Given records:

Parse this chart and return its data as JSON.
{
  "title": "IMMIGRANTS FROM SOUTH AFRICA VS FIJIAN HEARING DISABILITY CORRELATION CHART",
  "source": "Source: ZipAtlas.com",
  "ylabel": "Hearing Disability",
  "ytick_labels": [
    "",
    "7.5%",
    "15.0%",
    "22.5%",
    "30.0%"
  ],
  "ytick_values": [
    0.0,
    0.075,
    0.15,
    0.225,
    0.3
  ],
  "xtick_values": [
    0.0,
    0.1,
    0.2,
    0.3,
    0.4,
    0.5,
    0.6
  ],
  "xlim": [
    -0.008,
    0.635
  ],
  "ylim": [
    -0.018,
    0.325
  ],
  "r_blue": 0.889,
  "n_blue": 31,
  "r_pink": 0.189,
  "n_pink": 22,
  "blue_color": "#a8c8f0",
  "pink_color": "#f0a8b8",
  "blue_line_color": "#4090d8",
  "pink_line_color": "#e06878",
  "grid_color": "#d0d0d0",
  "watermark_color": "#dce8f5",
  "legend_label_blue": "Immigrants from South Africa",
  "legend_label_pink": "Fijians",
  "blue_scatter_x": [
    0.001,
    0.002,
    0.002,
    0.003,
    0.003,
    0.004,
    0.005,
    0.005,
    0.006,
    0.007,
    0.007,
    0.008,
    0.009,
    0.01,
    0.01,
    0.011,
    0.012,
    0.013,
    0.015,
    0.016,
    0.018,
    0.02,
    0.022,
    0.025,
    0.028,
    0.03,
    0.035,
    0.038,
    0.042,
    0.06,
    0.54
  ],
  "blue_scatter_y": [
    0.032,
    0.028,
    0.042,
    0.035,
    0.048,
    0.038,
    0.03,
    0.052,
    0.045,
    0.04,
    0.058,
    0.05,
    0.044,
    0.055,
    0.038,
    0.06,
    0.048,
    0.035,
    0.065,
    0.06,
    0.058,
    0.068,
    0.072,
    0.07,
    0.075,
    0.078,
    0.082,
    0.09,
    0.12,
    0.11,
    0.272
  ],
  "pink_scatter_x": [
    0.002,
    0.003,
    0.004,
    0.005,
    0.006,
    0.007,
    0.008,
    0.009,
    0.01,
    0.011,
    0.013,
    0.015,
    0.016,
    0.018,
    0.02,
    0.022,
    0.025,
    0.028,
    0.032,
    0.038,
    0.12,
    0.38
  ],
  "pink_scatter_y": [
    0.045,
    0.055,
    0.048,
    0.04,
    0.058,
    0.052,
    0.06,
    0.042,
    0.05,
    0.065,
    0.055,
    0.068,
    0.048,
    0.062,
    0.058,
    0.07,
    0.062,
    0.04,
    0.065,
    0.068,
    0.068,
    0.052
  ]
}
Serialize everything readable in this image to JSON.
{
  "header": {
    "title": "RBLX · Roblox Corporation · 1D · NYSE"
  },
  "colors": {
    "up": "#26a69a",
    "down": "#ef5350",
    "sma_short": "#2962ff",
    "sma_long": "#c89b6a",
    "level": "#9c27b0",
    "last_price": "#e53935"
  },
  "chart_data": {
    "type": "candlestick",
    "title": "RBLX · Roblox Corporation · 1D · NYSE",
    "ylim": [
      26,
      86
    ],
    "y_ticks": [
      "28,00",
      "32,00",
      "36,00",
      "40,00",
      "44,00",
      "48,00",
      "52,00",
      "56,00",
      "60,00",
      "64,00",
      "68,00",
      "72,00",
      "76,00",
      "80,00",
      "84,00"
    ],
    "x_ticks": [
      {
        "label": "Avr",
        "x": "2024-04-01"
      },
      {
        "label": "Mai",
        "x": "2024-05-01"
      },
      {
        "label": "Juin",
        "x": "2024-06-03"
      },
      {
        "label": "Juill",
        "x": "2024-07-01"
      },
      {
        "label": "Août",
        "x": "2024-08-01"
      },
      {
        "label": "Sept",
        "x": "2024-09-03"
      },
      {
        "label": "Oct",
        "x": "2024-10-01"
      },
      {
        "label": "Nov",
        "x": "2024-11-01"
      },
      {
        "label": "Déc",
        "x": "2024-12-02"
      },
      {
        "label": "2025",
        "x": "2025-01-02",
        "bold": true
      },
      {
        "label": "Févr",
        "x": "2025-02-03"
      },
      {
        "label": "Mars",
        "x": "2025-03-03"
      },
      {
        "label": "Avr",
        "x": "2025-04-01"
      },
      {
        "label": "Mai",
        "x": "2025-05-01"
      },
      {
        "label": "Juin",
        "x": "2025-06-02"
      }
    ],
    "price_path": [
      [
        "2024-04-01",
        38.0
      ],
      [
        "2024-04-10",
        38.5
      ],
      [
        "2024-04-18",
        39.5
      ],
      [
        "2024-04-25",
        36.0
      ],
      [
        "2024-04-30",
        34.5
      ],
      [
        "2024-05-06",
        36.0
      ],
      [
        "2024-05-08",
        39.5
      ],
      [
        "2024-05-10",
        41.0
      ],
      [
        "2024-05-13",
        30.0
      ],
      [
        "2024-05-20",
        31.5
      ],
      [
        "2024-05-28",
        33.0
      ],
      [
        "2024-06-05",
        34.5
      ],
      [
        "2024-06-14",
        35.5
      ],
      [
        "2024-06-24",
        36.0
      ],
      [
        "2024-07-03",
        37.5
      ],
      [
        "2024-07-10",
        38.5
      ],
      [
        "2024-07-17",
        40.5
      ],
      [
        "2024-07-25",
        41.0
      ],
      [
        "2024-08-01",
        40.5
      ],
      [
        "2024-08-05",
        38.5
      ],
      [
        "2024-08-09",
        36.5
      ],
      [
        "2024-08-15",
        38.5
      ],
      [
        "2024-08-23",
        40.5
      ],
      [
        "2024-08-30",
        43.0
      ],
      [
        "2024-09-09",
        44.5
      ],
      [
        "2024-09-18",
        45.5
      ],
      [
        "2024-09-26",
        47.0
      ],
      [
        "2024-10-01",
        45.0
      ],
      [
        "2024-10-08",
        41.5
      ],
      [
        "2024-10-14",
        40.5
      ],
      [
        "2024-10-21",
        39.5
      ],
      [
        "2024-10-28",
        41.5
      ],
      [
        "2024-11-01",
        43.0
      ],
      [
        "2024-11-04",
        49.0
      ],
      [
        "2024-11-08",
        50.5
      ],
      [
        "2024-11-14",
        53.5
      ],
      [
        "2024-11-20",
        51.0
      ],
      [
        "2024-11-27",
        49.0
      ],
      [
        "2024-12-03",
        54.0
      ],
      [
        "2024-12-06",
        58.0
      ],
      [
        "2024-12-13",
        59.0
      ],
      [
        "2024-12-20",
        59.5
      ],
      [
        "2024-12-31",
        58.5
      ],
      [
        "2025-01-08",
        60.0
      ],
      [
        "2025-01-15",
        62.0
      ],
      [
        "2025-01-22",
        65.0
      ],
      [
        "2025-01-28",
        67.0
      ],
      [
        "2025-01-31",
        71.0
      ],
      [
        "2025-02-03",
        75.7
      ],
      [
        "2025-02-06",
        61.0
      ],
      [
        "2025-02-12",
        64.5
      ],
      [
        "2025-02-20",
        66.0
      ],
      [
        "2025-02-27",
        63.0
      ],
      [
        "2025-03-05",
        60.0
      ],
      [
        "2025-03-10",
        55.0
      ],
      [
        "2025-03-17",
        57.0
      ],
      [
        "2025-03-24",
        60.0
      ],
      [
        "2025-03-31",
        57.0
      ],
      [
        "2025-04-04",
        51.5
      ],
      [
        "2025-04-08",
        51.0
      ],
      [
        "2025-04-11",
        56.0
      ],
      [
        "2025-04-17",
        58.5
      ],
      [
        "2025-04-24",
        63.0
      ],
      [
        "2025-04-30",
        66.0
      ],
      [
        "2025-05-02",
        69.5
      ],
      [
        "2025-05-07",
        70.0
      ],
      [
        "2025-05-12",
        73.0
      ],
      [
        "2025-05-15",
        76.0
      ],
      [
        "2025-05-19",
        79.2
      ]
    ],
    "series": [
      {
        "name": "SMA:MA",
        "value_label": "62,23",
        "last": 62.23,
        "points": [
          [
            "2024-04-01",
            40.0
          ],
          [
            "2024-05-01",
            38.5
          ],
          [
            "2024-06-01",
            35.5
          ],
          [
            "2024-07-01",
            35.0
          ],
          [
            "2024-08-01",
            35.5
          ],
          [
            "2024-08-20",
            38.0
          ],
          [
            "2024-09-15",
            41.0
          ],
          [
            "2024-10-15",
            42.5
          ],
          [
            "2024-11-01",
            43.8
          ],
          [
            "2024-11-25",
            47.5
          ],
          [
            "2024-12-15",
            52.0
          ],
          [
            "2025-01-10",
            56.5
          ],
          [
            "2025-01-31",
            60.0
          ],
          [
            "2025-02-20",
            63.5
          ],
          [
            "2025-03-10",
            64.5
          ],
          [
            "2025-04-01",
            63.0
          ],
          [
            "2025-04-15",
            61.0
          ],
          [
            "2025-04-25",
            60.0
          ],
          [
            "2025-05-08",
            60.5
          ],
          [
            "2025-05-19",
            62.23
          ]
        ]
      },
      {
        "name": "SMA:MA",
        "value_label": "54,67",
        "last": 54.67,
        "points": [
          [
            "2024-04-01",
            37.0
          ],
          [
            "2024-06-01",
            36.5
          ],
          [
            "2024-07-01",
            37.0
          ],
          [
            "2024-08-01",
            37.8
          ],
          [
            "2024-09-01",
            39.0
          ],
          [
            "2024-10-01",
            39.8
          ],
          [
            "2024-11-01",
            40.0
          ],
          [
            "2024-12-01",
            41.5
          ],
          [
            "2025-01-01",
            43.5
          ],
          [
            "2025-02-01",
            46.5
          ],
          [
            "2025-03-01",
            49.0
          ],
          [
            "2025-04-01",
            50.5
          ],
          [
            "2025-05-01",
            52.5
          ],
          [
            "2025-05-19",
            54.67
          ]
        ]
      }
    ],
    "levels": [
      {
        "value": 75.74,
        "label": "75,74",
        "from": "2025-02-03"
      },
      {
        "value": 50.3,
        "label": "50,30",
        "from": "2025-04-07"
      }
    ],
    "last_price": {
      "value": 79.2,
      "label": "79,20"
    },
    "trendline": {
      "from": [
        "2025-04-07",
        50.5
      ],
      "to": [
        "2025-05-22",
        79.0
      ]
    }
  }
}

Given exercise: From the data, collect all lines where the string "RBLX" appears.

Solution for this problem:
    "title": "RBLX · Roblox Corporation · 1D · NYSE"
    "title": "RBLX · Roblox Corporation · 1D · NYSE",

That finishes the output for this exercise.